## Instructions for the task
Go through the records and copy each line where the word "this" occurs.

## Part of a data file
************

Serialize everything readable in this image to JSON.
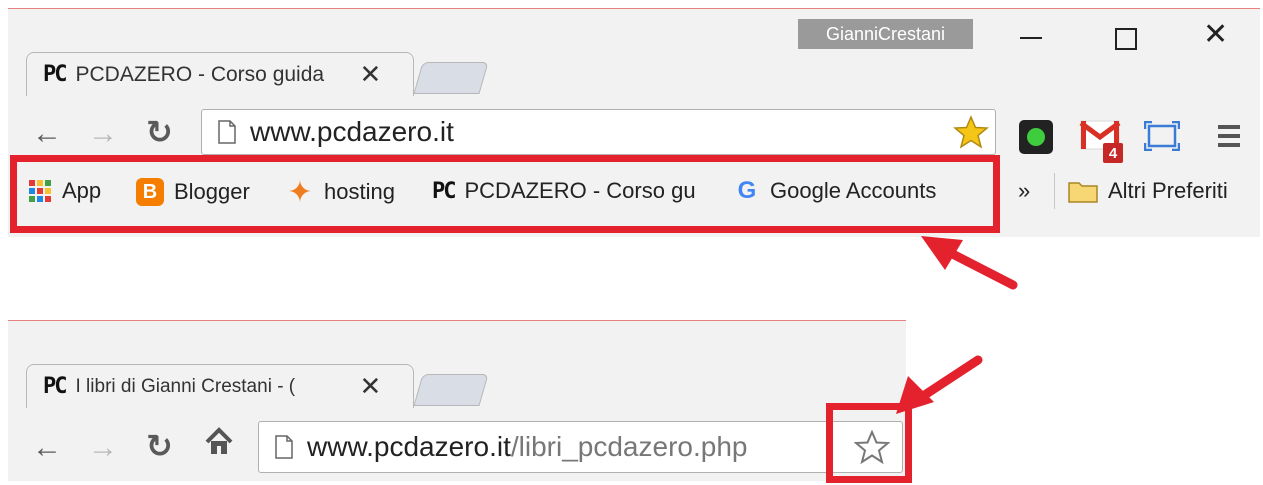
{
  "top_window": {
    "profile_name": "GianniCrestani",
    "tab": {
      "title": "PCDAZERO - Corso guida",
      "favicon": "PC"
    },
    "address_bar": {
      "url": "www.pcdazero.it"
    },
    "extension_badge": "4",
    "bookmarks": [
      {
        "label": "App",
        "icon": "apps-grid-icon"
      },
      {
        "label": "Blogger",
        "icon": "blogger-icon"
      },
      {
        "label": "hosting",
        "icon": "hosting-star-icon"
      },
      {
        "label": "PCDAZERO - Corso gu",
        "icon": "pc-logo-icon"
      },
      {
        "label": "Google Accounts",
        "icon": "google-g-icon"
      }
    ],
    "overflow_label": "»",
    "other_bookmarks_label": "Altri Preferiti"
  },
  "bottom_window": {
    "tab": {
      "title": "I libri di Gianni Crestani - (",
      "favicon": "PC"
    },
    "address_bar": {
      "host": "www.pcdazero.it",
      "path": "/libri_pcdazero.php"
    }
  },
  "colors": {
    "highlight_red": "#e3222e",
    "chrome_bg": "#f2f2f2",
    "omnibox_star_yellow": "#f5c518"
  }
}
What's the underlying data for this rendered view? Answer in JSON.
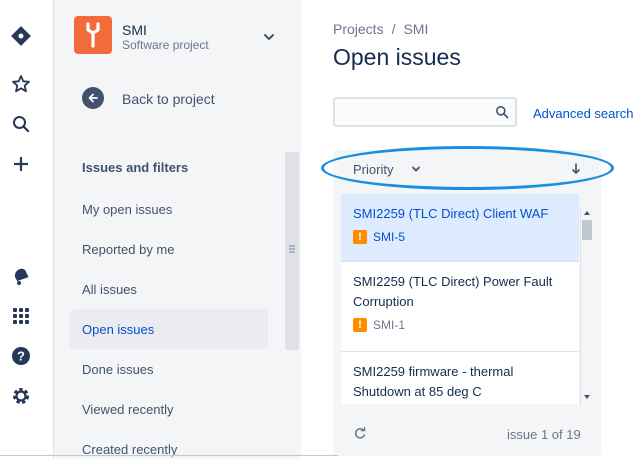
{
  "global_nav": {
    "icons": [
      "jira-logo-icon",
      "star-icon",
      "search-icon",
      "plus-icon",
      "notification-icon",
      "app-switcher-icon",
      "help-icon",
      "settings-icon"
    ]
  },
  "project": {
    "name": "SMI",
    "type": "Software project",
    "avatar_color": "#f26b3a"
  },
  "sidebar": {
    "back_label": "Back to project",
    "section_title": "Issues and filters",
    "items": [
      {
        "label": "My open issues",
        "active": false
      },
      {
        "label": "Reported by me",
        "active": false
      },
      {
        "label": "All issues",
        "active": false
      },
      {
        "label": "Open issues",
        "active": true
      },
      {
        "label": "Done issues",
        "active": false
      },
      {
        "label": "Viewed recently",
        "active": false
      },
      {
        "label": "Created recently",
        "active": false
      }
    ]
  },
  "main": {
    "breadcrumbs": [
      "Projects",
      "SMI"
    ],
    "breadcrumb_separator": "/",
    "title": "Open issues",
    "search_placeholder": "",
    "advanced_search_label": "Advanced search",
    "sort": {
      "label": "Priority",
      "direction_icon": "arrow-down-icon"
    },
    "highlight_color": "#1a8fe0",
    "issues": [
      {
        "title": "SMI2259 (TLC Direct) Client WAF",
        "key": "SMI-5",
        "priority": "!",
        "selected": true
      },
      {
        "title": "SMI2259 (TLC Direct) Power Fault Corruption",
        "key": "SMI-1",
        "priority": "!",
        "selected": false
      },
      {
        "title": "SMI2259 firmware - thermal Shutdown at 85 deg C",
        "key": "",
        "priority": "",
        "selected": false
      }
    ],
    "pager": "issue 1 of 19"
  }
}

************

## Answer below
Serialize everything readable in this image to JSON.
What's the underlying data for this rendered view? Answer in JSON.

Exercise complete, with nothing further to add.